## [ENTRIES SHOWN]
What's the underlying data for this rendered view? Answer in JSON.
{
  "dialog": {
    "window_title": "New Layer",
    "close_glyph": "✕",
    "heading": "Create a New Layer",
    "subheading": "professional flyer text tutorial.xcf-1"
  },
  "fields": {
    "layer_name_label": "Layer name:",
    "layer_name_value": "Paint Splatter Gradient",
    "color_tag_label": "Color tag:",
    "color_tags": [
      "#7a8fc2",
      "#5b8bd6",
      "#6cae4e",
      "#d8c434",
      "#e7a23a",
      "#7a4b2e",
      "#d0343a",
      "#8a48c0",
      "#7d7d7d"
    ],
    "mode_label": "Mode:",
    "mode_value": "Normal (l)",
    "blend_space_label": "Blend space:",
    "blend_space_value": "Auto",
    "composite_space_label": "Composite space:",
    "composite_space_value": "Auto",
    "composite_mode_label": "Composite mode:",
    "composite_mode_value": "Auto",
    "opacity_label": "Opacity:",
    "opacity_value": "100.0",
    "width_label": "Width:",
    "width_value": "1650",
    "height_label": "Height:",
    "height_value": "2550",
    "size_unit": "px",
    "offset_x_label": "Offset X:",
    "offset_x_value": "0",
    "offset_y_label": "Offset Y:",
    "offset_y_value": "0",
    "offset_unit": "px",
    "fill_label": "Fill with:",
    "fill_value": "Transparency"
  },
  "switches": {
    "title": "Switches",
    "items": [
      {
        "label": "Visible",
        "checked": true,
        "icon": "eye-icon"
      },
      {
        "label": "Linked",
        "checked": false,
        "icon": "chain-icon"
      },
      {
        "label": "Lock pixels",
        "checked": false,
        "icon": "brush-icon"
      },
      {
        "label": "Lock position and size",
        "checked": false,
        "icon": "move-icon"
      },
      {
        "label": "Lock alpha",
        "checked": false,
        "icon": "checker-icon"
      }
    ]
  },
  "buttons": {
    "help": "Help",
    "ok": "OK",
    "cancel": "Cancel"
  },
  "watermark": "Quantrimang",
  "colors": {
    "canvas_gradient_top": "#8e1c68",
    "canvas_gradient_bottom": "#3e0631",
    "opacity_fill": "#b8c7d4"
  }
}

## [STATED PROBLEM]
Exactly as written above, please repeat the entries.

## [TASK ANSWER]
What's the underlying data for this rendered view? Answer in JSON.
{
  "dialog": {
    "window_title": "New Layer",
    "close_glyph": "✕",
    "heading": "Create a New Layer",
    "subheading": "professional flyer text tutorial.xcf-1"
  },
  "fields": {
    "layer_name_label": "Layer name:",
    "layer_name_value": "Paint Splatter Gradient",
    "color_tag_label": "Color tag:",
    "color_tags": [
      "#7a8fc2",
      "#5b8bd6",
      "#6cae4e",
      "#d8c434",
      "#e7a23a",
      "#7a4b2e",
      "#d0343a",
      "#8a48c0",
      "#7d7d7d"
    ],
    "mode_label": "Mode:",
    "mode_value": "Normal (l)",
    "blend_space_label": "Blend space:",
    "blend_space_value": "Auto",
    "composite_space_label": "Composite space:",
    "composite_space_value": "Auto",
    "composite_mode_label": "Composite mode:",
    "composite_mode_value": "Auto",
    "opacity_label": "Opacity:",
    "opacity_value": "100.0",
    "width_label": "Width:",
    "width_value": "1650",
    "height_label": "Height:",
    "height_value": "2550",
    "size_unit": "px",
    "offset_x_label": "Offset X:",
    "offset_x_value": "0",
    "offset_y_label": "Offset Y:",
    "offset_y_value": "0",
    "offset_unit": "px",
    "fill_label": "Fill with:",
    "fill_value": "Transparency"
  },
  "switches": {
    "title": "Switches",
    "items": [
      {
        "label": "Visible",
        "checked": true,
        "icon": "eye-icon"
      },
      {
        "label": "Linked",
        "checked": false,
        "icon": "chain-icon"
      },
      {
        "label": "Lock pixels",
        "checked": false,
        "icon": "brush-icon"
      },
      {
        "label": "Lock position and size",
        "checked": false,
        "icon": "move-icon"
      },
      {
        "label": "Lock alpha",
        "checked": false,
        "icon": "checker-icon"
      }
    ]
  },
  "buttons": {
    "help": "Help",
    "ok": "OK",
    "cancel": "Cancel"
  },
  "watermark": "Quantrimang",
  "colors": {
    "canvas_gradient_top": "#8e1c68",
    "canvas_gradient_bottom": "#3e0631",
    "opacity_fill": "#b8c7d4"
  }
}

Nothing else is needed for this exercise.